### DATA SHOWN
- - -
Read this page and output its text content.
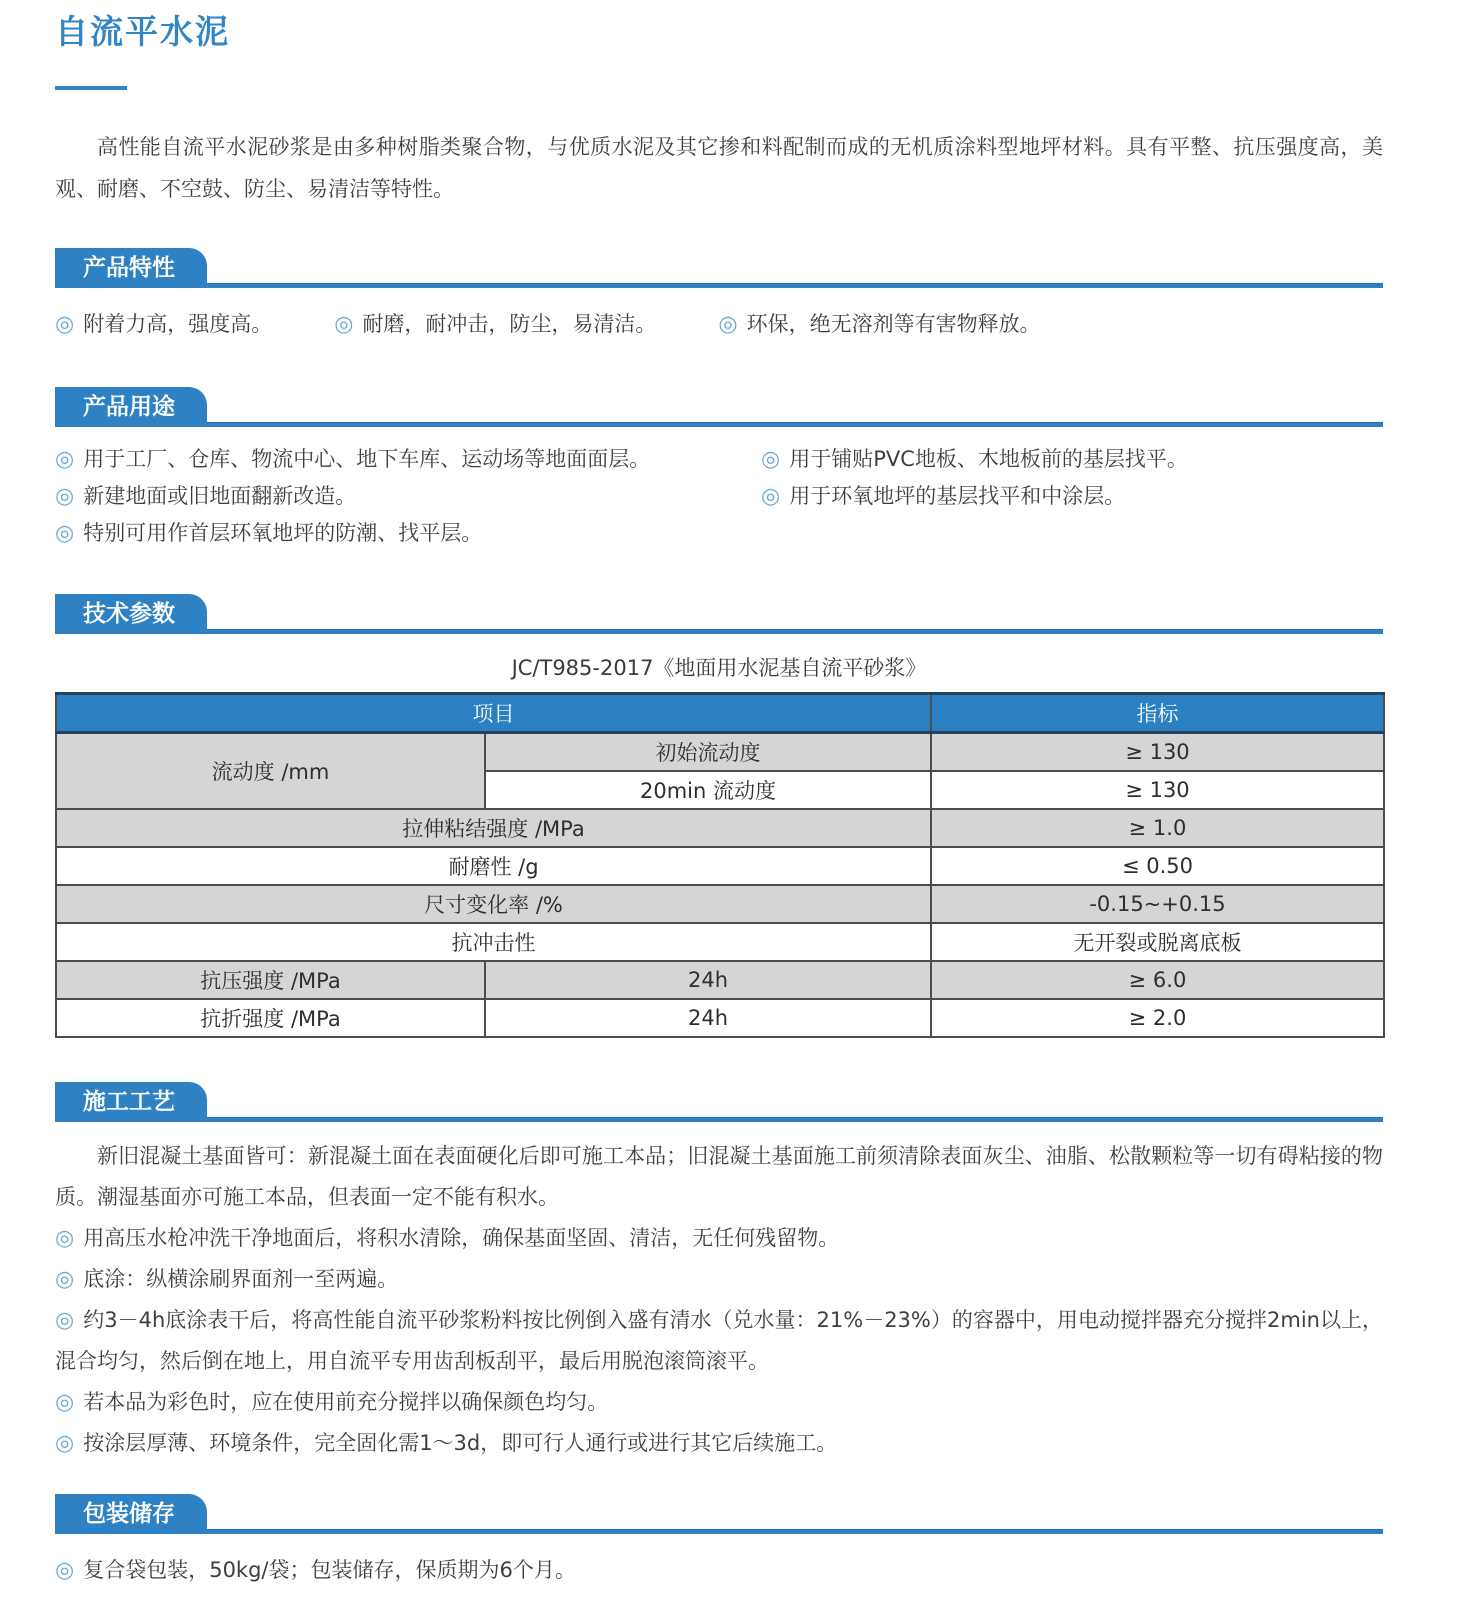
自流平水泥

高性能自流平水泥砂浆是由多种树脂类聚合物，与优质水泥及其它掺和料配制而成的无机质涂料型地坪材料。具有平整、抗压强度高，美观、耐磨、不空鼓、防尘、易清洁等特性。

产品特性

◎ 附着力高，强度高。	◎ 耐磨，耐冲击，防尘，易清洁。	◎ 环保，绝无溶剂等有害物释放。

产品用途

◎ 用于工厂、仓库、物流中心、地下车库、运动场等地面面层。

◎ 新建地面或旧地面翻新改造。

◎ 特别可用作首层环氧地坪的防潮、找平层。

◎ 用于铺贴PVC地板、木地板前的基层找平。

◎ 用于环氧地坪的基层找平和中涂层。

技术参数

JC/T985-2017《地面用水泥基自流平砂浆》

项目		指标
流动度 /mm	初始流动度	≥ 130
	20min 流动度	≥ 130
拉伸粘结强度 /MPa		≥ 1.0
耐磨性 /g		≤ 0.50
尺寸变化率 /%		-0.15~+0.15
抗冲击性		无开裂或脱离底板
抗压强度 /MPa	24h	≥ 6.0
抗折强度 /MPa	24h	≥ 2.0
施工工艺

新旧混凝土基面皆可：新混凝土面在表面硬化后即可施工本品；旧混凝土基面施工前须清除表面灰尘、油脂、松散颗粒等一切有碍粘接的物质。潮湿基面亦可施工本品，但表面一定不能有积水。

◎ 用高压水枪冲洗干净地面后，将积水清除，确保基面坚固、清洁，无任何残留物。

◎ 底涂：纵横涂刷界面剂一至两遍。

◎ 约3－4h底涂表干后，将高性能自流平砂浆粉料按比例倒入盛有清水（兑水量：21%－23%）的容器中，用电动搅拌器充分搅拌2min以上，混合均匀，然后倒在地上，用自流平专用齿刮板刮平，最后用脱泡滚筒滚平。

◎ 若本品为彩色时，应在使用前充分搅拌以确保颜色均匀。

◎ 按涂层厚薄、环境条件，完全固化需1～3d，即可行人通行或进行其它后续施工。

包装储存

◎ 复合袋包装，50kg/袋；包装储存，保质期为6个月。
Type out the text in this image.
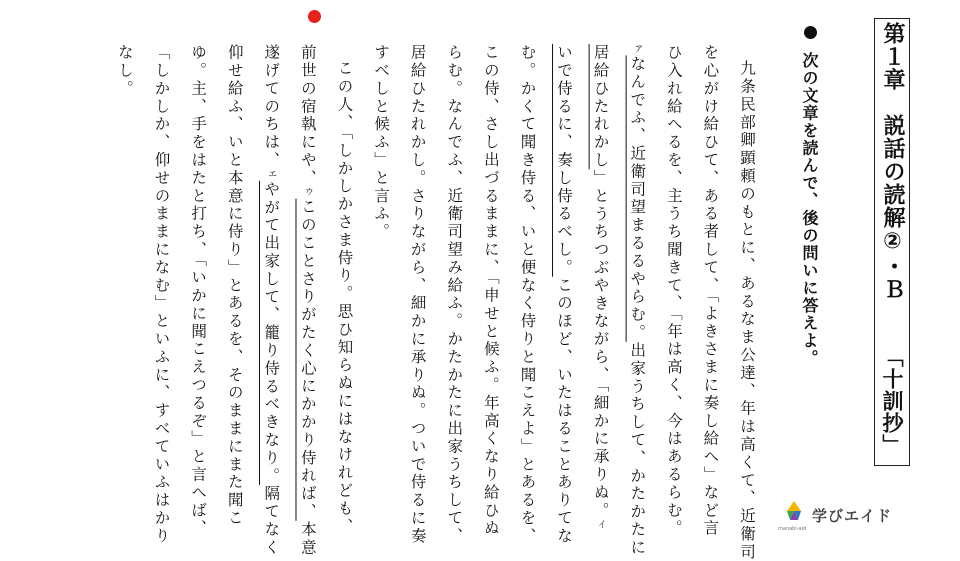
第１章　説話の読解②・Ｂ
「十訓抄」
次の文章を読んで、後の問いに答えよ。
九条民部卿顕頼のもとに、あるなま公達、年は高くて、近衛司
を心がけ給ひて、ある者して、「よきさまに奏し給へ」など言
ひ入れ給へるを、主うち聞きて、「年は高く、今はあるらむ。
アなんでふ、近衛司望まるるやらむ。出家うちして、かたかたに
居給ひたれかし」とうちつぶやきながら、「細かに承りぬ。イ
いで侍るに、奏し侍るべし。このほど、いたはることありてな
む。かくて聞き侍る、いと便なく侍りと聞こえよ」とあるを、
この侍、さし出づるままに、「申せと候ふ。年高くなり給ひぬ
らむ。なんでふ、近衛司望み給ふ。かたかたに出家うちして、
居給ひたれかし。さりながら、細かに承りぬ。ついで侍るに奏
すべしと候ふ」と言ふ。
この人、「しかしかさま侍り。思ひ知らぬにはなけれども、
前世の宿執にや、ウこのことさりがたく心にかかり侍れば、本意
遂げてのちは、エやがて出家して、籠り侍るべきなり。隔てなく
仰せ給ふ、いと本意に侍り」とあるを、そのままにまた聞こ
ゆ。主、手をはたと打ち、「いかに聞こえつるぞ」と言へば、
「しかしか、仰せのままになむ」といふに、すべていふはかり
なし。
学びエイド
manabi-aid
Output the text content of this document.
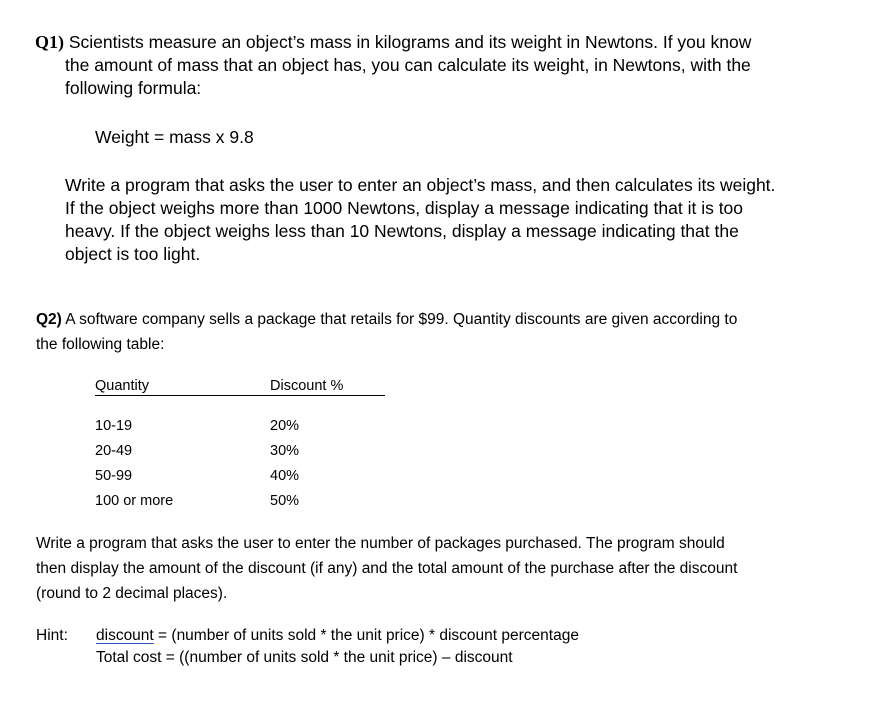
Q1) Scientists measure an object’s mass in kilograms and its weight in Newtons. If you know
the amount of mass that an object has, you can calculate its weight, in Newtons, with the
following formula:
Weight = mass x 9.8
Write a program that asks the user to enter an object’s mass, and then calculates its weight.
If the object weighs more than 1000 Newtons, display a message indicating that it is too
heavy. If the object weighs less than 10 Newtons, display a message indicating that the
object is too light.
Q2) A software company sells a package that retails for $99. Quantity discounts are given according to
the following table:
Quantity	Discount %
10-19	20%
20-49	30%
50-99	40%
100 or more	50%
Write a program that asks the user to enter the number of packages purchased. The program should
then display the amount of the discount (if any) and the total amount of the purchase after the discount
(round to 2 decimal places).
Hint: discount = (number of units sold * the unit price) * discount percentage
Total cost = ((number of units sold * the unit price) – discount
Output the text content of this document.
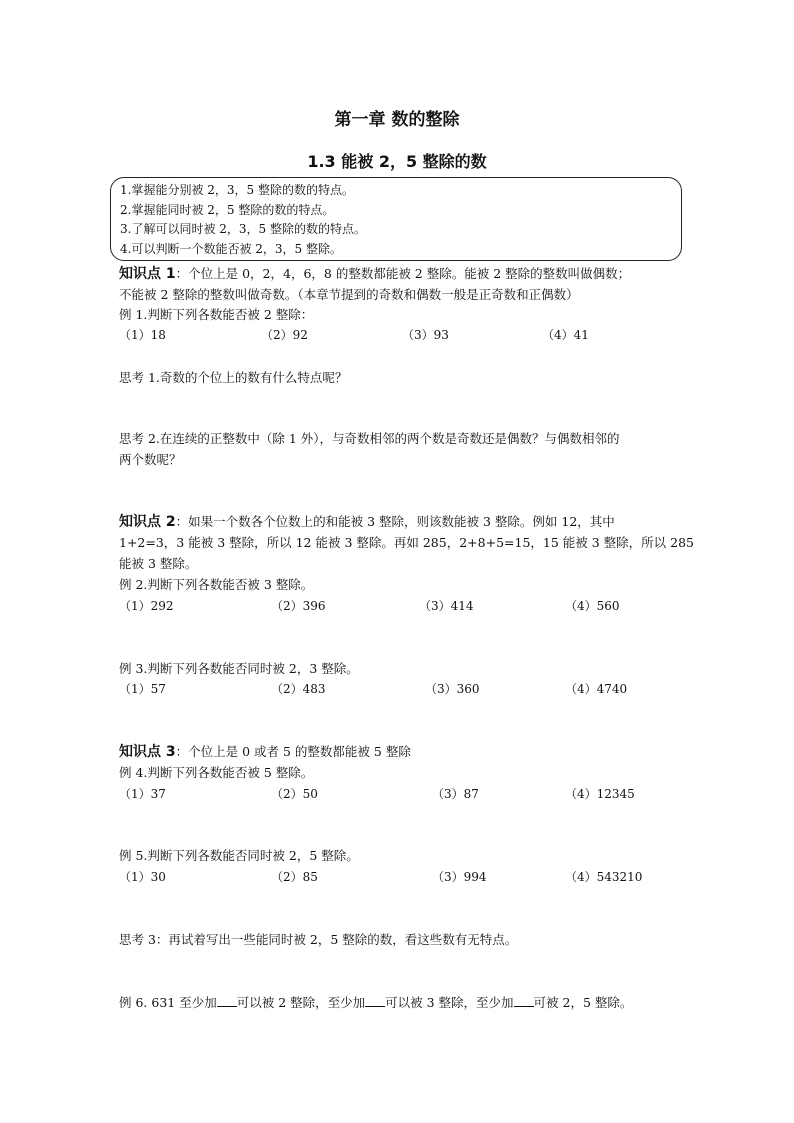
第一章 数的整除
1.3 能被 2，5 整除的数
1.掌握能分别被 2，3，5 整除的数的特点。
2.掌握能同时被 2，5 整除的数的特点。
3.了解可以同时被 2，3，5 整除的数的特点。
4.可以判断一个数能否被 2，3，5 整除。
知识点 1：个位上是 0，2，4，6，8 的整数都能被 2 整除。能被 2 整除的整数叫做偶数；
不能被 2 整除的整数叫做奇数。（本章节提到的奇数和偶数一般是正奇数和正偶数）
例 1.判断下列各数能否被 2 整除：
（1）18	（2）92	（3）93	（4）41
思考 1.奇数的个位上的数有什么特点呢？
思考 2.在连续的正整数中（除 1 外），与奇数相邻的两个数是奇数还是偶数？与偶数相邻的
两个数呢？
知识点 2：如果一个数各个位数上的和能被 3 整除，则该数能被 3 整除。例如 12，其中
1+2=3，3 能被 3 整除，所以 12 能被 3 整除。再如 285，2+8+5=15，15 能被 3 整除，所以 285
能被 3 整除。
例 2.判断下列各数能否被 3 整除。
（1）292	（2）396	（3）414	（4）560
例 3.判断下列各数能否同时被 2，3 整除。
（1）57	（2）483	（3）360	（4）4740
知识点 3：个位上是 0 或者 5 的整数都能被 5 整除
例 4.判断下列各数能否被 5 整除。
（1）37	（2）50	（3）87	（4）12345
例 5.判断下列各数能否同时被 2，5 整除。
（1）30	（2）85	（3）994	（4）543210
思考 3：再试着写出一些能同时被 2，5 整除的数，看这些数有无特点。
例 6. 631 至少加 可以被 2 整除，至少加 可以被 3 整除，至少加 可被 2，5 整除。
- - -
### TASK
Report the number of lines holding the string "user", without any other words.

### WRITTEN ANSWER
2